Rows from a figure dataset
<<<<
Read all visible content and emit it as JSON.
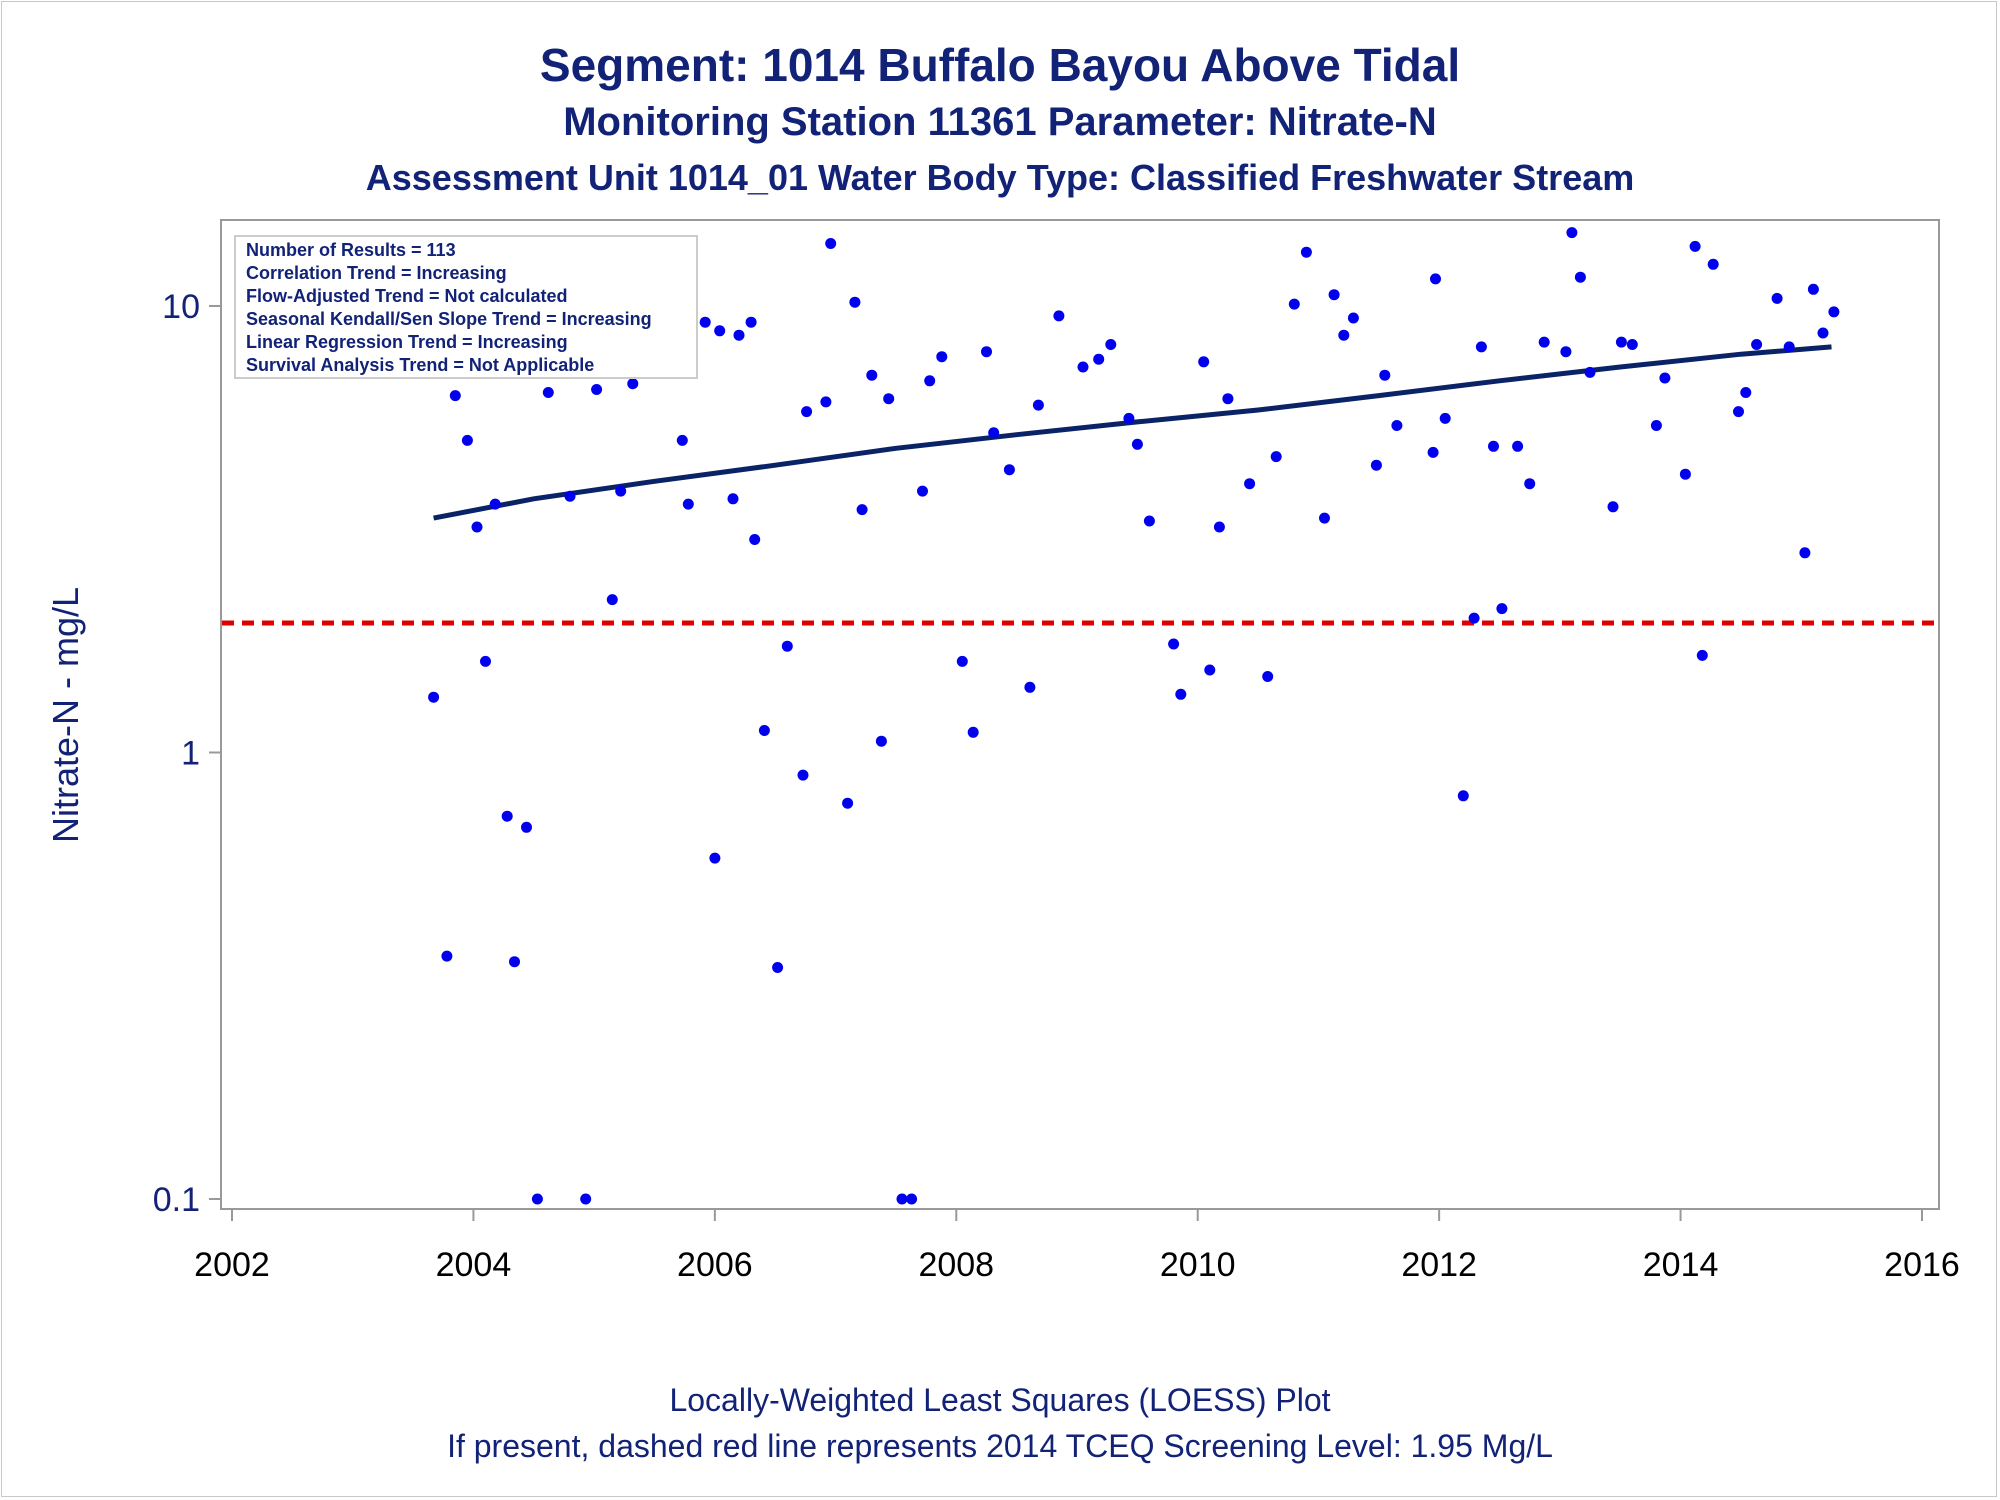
{
  "titles": {
    "line1": "Segment: 1014  Buffalo Bayou Above Tidal",
    "line2": "Monitoring Station 11361 Parameter: Nitrate-N",
    "line3": "Assessment Unit 1014_01   Water Body Type: Classified Freshwater Stream"
  },
  "footnotes": {
    "line1": "Locally-Weighted Least Squares (LOESS) Plot",
    "line2": "If present, dashed red line represents 2014 TCEQ Screening Level: 1.95 Mg/L"
  },
  "colors": {
    "title": "#112277",
    "points": "#0000ee",
    "trend_line": "#0a2266",
    "screening_line": "#dd0000",
    "axis": "#999999"
  },
  "chart_data": {
    "type": "scatter",
    "x_scale": "linear (year)",
    "y_scale": "log",
    "xlim": [
      2001.9,
      2016.1
    ],
    "ylim": [
      0.1,
      16
    ],
    "x_ticks": [
      "2002",
      "2004",
      "2006",
      "2008",
      "2010",
      "2012",
      "2014",
      "2016"
    ],
    "x_tick_values": [
      2002,
      2004,
      2006,
      2008,
      2010,
      2012,
      2014,
      2016
    ],
    "y_ticks": [
      "0.1",
      "1",
      "10"
    ],
    "y_tick_values": [
      0.1,
      1,
      10
    ],
    "xlabel": "",
    "ylabel": "Nitrate-N - mg/L",
    "grid": false,
    "legend_box": {
      "placement": "top-left",
      "lines": [
        "Number of Results = 113",
        "Correlation Trend = Increasing",
        "Flow-Adjusted Trend = Not calculated",
        "Seasonal Kendall/Sen Slope Trend = Increasing",
        "Linear Regression Trend = Increasing",
        "Survival Analysis Trend = Not Applicable"
      ]
    },
    "reference_line": {
      "y": 1.95,
      "style": "dashed"
    },
    "trend_line": {
      "type": "exponential",
      "x": [
        2003.67,
        2004.5,
        2005.5,
        2006.5,
        2007.5,
        2008.5,
        2009.5,
        2010.5,
        2011.5,
        2012.5,
        2013.5,
        2014.5,
        2015.25
      ],
      "y": [
        3.35,
        3.7,
        4.05,
        4.4,
        4.8,
        5.15,
        5.5,
        5.85,
        6.3,
        6.8,
        7.3,
        7.8,
        8.1
      ]
    },
    "series": [
      {
        "points": [
          [
            2003.67,
            1.33
          ],
          [
            2003.78,
            0.35
          ],
          [
            2003.85,
            6.3
          ],
          [
            2003.95,
            5.0
          ],
          [
            2004.03,
            3.2
          ],
          [
            2004.1,
            1.6
          ],
          [
            2004.18,
            3.6
          ],
          [
            2004.28,
            0.72
          ],
          [
            2004.34,
            0.34
          ],
          [
            2004.44,
            0.68
          ],
          [
            2004.53,
            0.1
          ],
          [
            2004.62,
            6.4
          ],
          [
            2004.75,
            7.3
          ],
          [
            2004.8,
            3.75
          ],
          [
            2004.87,
            7.2
          ],
          [
            2004.93,
            0.1
          ],
          [
            2005.02,
            6.5
          ],
          [
            2005.15,
            2.2
          ],
          [
            2005.22,
            3.85
          ],
          [
            2005.32,
            6.7
          ],
          [
            2005.35,
            8.5
          ],
          [
            2005.73,
            5.0
          ],
          [
            2005.78,
            3.6
          ],
          [
            2005.92,
            9.2
          ],
          [
            2006.0,
            0.58
          ],
          [
            2006.04,
            8.8
          ],
          [
            2006.15,
            3.7
          ],
          [
            2006.2,
            8.6
          ],
          [
            2006.3,
            9.2
          ],
          [
            2006.33,
            3.0
          ],
          [
            2006.41,
            1.12
          ],
          [
            2006.52,
            0.33
          ],
          [
            2006.6,
            1.73
          ],
          [
            2006.73,
            0.89
          ],
          [
            2006.76,
            5.8
          ],
          [
            2006.92,
            6.1
          ],
          [
            2006.96,
            13.8
          ],
          [
            2007.1,
            0.77
          ],
          [
            2007.16,
            10.2
          ],
          [
            2007.22,
            3.5
          ],
          [
            2007.3,
            7.0
          ],
          [
            2007.38,
            1.06
          ],
          [
            2007.44,
            6.2
          ],
          [
            2007.55,
            0.1
          ],
          [
            2007.63,
            0.1
          ],
          [
            2007.72,
            3.85
          ],
          [
            2007.78,
            6.8
          ],
          [
            2007.88,
            7.7
          ],
          [
            2008.05,
            1.6
          ],
          [
            2008.14,
            1.11
          ],
          [
            2008.25,
            7.9
          ],
          [
            2008.31,
            5.2
          ],
          [
            2008.44,
            4.3
          ],
          [
            2008.61,
            1.4
          ],
          [
            2008.68,
            6.0
          ],
          [
            2008.85,
            9.5
          ],
          [
            2009.05,
            7.3
          ],
          [
            2009.18,
            7.6
          ],
          [
            2009.28,
            8.2
          ],
          [
            2009.43,
            5.6
          ],
          [
            2009.5,
            4.9
          ],
          [
            2009.6,
            3.3
          ],
          [
            2009.8,
            1.75
          ],
          [
            2009.86,
            1.35
          ],
          [
            2010.05,
            7.5
          ],
          [
            2010.1,
            1.53
          ],
          [
            2010.18,
            3.2
          ],
          [
            2010.25,
            6.2
          ],
          [
            2010.43,
            4.0
          ],
          [
            2010.58,
            1.48
          ],
          [
            2010.65,
            4.6
          ],
          [
            2010.8,
            10.1
          ],
          [
            2010.9,
            13.2
          ],
          [
            2011.05,
            3.35
          ],
          [
            2011.13,
            10.6
          ],
          [
            2011.21,
            8.6
          ],
          [
            2011.29,
            9.4
          ],
          [
            2011.48,
            4.4
          ],
          [
            2011.55,
            7.0
          ],
          [
            2011.65,
            5.4
          ],
          [
            2011.95,
            4.7
          ],
          [
            2011.97,
            11.5
          ],
          [
            2012.05,
            5.6
          ],
          [
            2012.2,
            0.8
          ],
          [
            2012.29,
            2.0
          ],
          [
            2012.35,
            8.1
          ],
          [
            2012.45,
            4.85
          ],
          [
            2012.52,
            2.1
          ],
          [
            2012.65,
            4.85
          ],
          [
            2012.75,
            4.0
          ],
          [
            2012.87,
            8.3
          ],
          [
            2013.05,
            7.9
          ],
          [
            2013.1,
            14.6
          ],
          [
            2013.17,
            11.6
          ],
          [
            2013.25,
            7.1
          ],
          [
            2013.44,
            3.55
          ],
          [
            2013.51,
            8.3
          ],
          [
            2013.6,
            8.2
          ],
          [
            2013.8,
            5.4
          ],
          [
            2013.87,
            6.9
          ],
          [
            2014.04,
            4.2
          ],
          [
            2014.12,
            13.6
          ],
          [
            2014.18,
            1.65
          ],
          [
            2014.27,
            12.4
          ],
          [
            2014.48,
            5.8
          ],
          [
            2014.54,
            6.4
          ],
          [
            2014.63,
            8.2
          ],
          [
            2014.8,
            10.4
          ],
          [
            2014.9,
            8.1
          ],
          [
            2015.03,
            2.8
          ],
          [
            2015.1,
            10.9
          ],
          [
            2015.18,
            8.7
          ],
          [
            2015.27,
            9.7
          ]
        ]
      }
    ]
  }
}
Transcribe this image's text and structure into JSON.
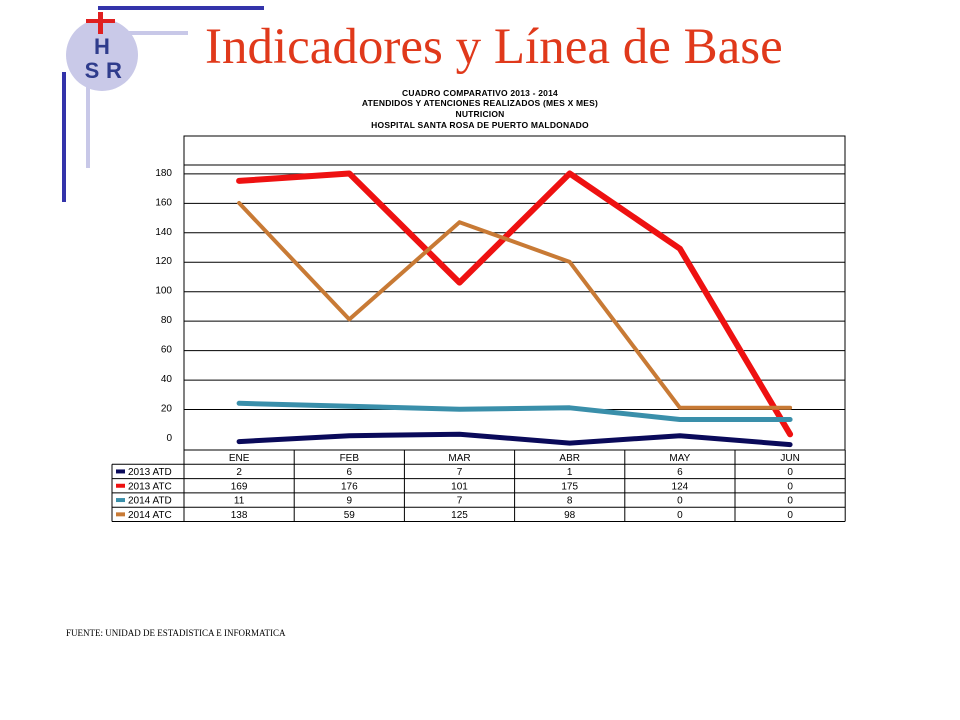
{
  "slide": {
    "title": "Indicadores y Línea de Base",
    "logo_text": [
      "H",
      "S",
      "R"
    ],
    "source": "FUENTE: UNIDAD DE ESTADISTICA E INFORMATICA"
  },
  "colors": {
    "title": "#e0391b",
    "logo_circle": "#c9c9e8",
    "logo_letters": "#2f3c8c",
    "logo_cross": "#e02020",
    "frame_dark": "#3333aa",
    "frame_light": "#c8c8e8"
  },
  "chart_data": {
    "type": "line",
    "title_lines": [
      "CUADRO COMPARATIVO 2013 - 2014",
      "ATENDIDOS Y ATENCIONES  REALIZADOS  (MES X MES)",
      "NUTRICION",
      "HOSPITAL  SANTA ROSA DE PUERTO MALDONADO"
    ],
    "categories": [
      "ENE",
      "FEB",
      "MAR",
      "ABR",
      "MAY",
      "JUN"
    ],
    "ylim": [
      0,
      180
    ],
    "yticks": [
      0,
      20,
      40,
      60,
      80,
      100,
      120,
      140,
      160,
      180
    ],
    "grid": true,
    "legend": "table-below",
    "series": [
      {
        "name": "2013 ATD",
        "color": "#0a0a5a",
        "values": [
          2,
          6,
          7,
          1,
          6,
          0
        ],
        "plotted": [
          5,
          9,
          10,
          4,
          9,
          3
        ]
      },
      {
        "name": "2013 ATC",
        "color": "#ee1111",
        "values": [
          169,
          176,
          101,
          175,
          124,
          0
        ],
        "plotted": [
          182,
          187,
          113,
          187,
          136,
          10
        ]
      },
      {
        "name": "2014 ATD",
        "color": "#3a8faa",
        "values": [
          11,
          9,
          7,
          8,
          0,
          0
        ],
        "plotted": [
          31,
          29,
          27,
          28,
          20,
          20
        ]
      },
      {
        "name": "2014 ATC",
        "color": "#c87a35",
        "values": [
          138,
          59,
          125,
          98,
          0,
          0
        ],
        "plotted": [
          167,
          88,
          154,
          127,
          28,
          28
        ]
      }
    ]
  }
}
>>>>
**YOUR GOAL:** Copy each line containing the word "JSON" from the data.

**SOLUTION FOR THIS TASK:**
Read all visible content and emit it as JSON.
Transcribe this image's text and structure into JSON.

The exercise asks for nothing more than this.